§ Texto de leitura
━━━━━━━━━━━━━━━━━━━━━━━━━━━━━━

RESUMO
Com o advento da Emenda Constitucional nº 19/98, o princípio da eficiência passou a integral o rol de mandamentos norteadores da atividade administrativa. Este princípio traz em si o conceito de otimização dos atos administrativos, visando o menor dispêndio de recursos públicos. E, sendo norma constitucional, sua observância passou a ser item exigível por parte dos administradores públicos. Neste sentido, busca-se atentar os gestores públicos para a importância de a Administração Pública ser pautada pela incessante busca da eficiência, devendo referido princípio figurar como princípio orientador da atividade administrativa.
Palavras-chave: Eficiência; Dever; Aplicabilidade; Gestão Pública.
O atual contexto social e econômico, originado pela crise no mercado financeiro norte-americano [01], demanda a adequação das políticas públicas à nova realidade orçamentária.
Esta alarmante situação enseja a atuação do Poder Público, a fim de contornar as adversidades e ainda assim atingir a consecução do interesse público [02]. Dentro desse cenário, surge a oportunidade propícia para a melhoria da atuação administrativa, através da escolha de políticas públicas mais eficientes. Entende-se que o foco no princípio da eficiência como escopo da atuação do Poder Público possibilita a melhoria da atuação administrativa. É com este objetivo que serão apresentadas as lições a seguir.
1. A origem do princípio da eficiência
A observância à eficiência dos atos administrativos já continha previsão implícita anterior à EC 19/98. O Decreto-Lei 200/67 já trazia referências ao controle de resultados da atividade administrativa [03]. E a Constituição Federal de 1988 contém, em seu art. 74, II [04], a previsão da eficiência como quesito de avaliação pelos órgãos de controle interno [05].

━━━━━━━━━━━━━━━━━━━━━━━━━━━━━━

§ Tarefas
#1 No texto sobre o princípio da eficiência, qual emenda constitucional incluiu esse princípio entre os que orientam a atividade administrativa?
#2 Transcreva o trecho do texto sobre o princípio da eficiência que começa em "Esta alarmante situação" e segue até "lições a seguir.".

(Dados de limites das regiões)
━━━━━━━━━━━━━━━━━━━━━━━━━━━━━━

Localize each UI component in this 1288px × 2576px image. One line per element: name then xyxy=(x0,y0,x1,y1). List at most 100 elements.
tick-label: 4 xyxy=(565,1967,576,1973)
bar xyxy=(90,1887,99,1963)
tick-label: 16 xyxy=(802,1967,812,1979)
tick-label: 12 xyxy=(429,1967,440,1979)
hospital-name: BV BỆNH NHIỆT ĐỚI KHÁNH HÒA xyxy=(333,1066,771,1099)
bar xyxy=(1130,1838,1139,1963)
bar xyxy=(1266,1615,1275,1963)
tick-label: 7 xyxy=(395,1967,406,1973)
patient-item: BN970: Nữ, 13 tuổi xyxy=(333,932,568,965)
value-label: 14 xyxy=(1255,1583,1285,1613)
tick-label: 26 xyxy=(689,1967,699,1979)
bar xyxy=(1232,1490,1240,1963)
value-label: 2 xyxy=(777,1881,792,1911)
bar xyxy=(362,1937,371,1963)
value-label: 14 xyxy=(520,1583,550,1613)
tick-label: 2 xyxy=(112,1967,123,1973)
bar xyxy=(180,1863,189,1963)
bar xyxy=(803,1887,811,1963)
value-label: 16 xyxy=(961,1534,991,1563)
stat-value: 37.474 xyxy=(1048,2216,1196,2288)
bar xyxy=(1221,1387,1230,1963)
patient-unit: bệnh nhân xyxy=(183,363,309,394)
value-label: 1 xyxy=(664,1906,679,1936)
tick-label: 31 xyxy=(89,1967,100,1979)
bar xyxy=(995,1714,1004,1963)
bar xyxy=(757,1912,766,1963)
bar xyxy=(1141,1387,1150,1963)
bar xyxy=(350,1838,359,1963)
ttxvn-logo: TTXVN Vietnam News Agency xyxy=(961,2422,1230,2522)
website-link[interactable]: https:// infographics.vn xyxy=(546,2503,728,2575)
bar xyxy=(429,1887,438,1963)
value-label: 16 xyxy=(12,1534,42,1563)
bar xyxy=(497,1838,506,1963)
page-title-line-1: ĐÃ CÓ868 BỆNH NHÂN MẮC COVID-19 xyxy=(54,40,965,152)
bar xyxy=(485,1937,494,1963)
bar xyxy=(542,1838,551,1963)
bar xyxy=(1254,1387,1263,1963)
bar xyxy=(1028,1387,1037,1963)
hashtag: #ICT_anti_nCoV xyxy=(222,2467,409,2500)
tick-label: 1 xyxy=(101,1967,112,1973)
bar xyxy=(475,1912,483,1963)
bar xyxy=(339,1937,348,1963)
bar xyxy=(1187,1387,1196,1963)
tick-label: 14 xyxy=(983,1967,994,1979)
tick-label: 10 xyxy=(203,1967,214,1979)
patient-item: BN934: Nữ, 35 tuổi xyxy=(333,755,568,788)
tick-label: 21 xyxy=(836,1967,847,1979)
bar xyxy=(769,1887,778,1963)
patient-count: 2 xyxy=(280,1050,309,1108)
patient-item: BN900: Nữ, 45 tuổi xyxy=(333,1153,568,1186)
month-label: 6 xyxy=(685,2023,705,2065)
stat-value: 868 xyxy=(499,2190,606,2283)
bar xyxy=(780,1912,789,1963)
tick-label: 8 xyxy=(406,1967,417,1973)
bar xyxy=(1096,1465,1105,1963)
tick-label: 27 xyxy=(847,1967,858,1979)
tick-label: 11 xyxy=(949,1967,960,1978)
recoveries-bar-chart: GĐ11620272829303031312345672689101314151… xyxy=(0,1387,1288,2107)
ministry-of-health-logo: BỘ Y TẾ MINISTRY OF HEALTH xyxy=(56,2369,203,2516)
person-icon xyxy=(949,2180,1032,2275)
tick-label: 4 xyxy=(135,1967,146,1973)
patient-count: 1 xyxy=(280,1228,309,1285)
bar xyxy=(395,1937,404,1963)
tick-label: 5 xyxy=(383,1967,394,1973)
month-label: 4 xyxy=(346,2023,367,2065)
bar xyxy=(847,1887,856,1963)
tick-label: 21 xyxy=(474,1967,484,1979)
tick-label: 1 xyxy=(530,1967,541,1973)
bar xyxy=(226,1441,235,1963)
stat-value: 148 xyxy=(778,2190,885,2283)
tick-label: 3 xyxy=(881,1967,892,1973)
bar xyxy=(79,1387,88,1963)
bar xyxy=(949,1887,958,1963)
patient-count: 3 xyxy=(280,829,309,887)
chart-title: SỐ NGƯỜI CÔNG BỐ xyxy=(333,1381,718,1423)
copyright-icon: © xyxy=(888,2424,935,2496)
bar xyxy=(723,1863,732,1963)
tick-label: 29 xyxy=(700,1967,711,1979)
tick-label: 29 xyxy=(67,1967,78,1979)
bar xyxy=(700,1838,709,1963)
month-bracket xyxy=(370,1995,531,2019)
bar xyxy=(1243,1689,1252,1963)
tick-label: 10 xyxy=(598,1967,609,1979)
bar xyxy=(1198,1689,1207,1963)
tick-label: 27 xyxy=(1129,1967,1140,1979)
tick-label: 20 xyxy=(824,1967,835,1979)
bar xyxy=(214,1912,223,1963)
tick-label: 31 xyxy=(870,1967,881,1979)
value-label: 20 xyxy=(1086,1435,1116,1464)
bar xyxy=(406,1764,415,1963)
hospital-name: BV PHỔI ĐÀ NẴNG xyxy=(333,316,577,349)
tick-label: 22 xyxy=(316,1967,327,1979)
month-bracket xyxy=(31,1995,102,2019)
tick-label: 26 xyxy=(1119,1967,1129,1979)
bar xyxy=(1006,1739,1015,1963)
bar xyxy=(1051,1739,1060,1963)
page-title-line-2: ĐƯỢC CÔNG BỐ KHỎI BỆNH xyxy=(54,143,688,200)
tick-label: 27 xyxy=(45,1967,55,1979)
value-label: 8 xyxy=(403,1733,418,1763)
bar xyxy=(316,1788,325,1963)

━━━━━━━━━━━━━━━━━━━━━━━━━━━━━━

§ Gabarito
#1 A Emenda Constitucional nº 19/98.

#2
Esta alarmante situação enseja a atuação do Poder Público, a fim de contornar as adversidades e ainda assim atingir a consecução do interesse público [02]. Dentro desse cenário, surge a oportunidade propícia para a melhoria da atuação administrativa, através da escolha de políticas públicas mais eficientes. Entende-se que o foco no princípio da eficiência como escopo da atuação do Poder Público possibilita a melhoria da atuação administrativa. É com este objetivo que serão apresentadas as lições a seguir.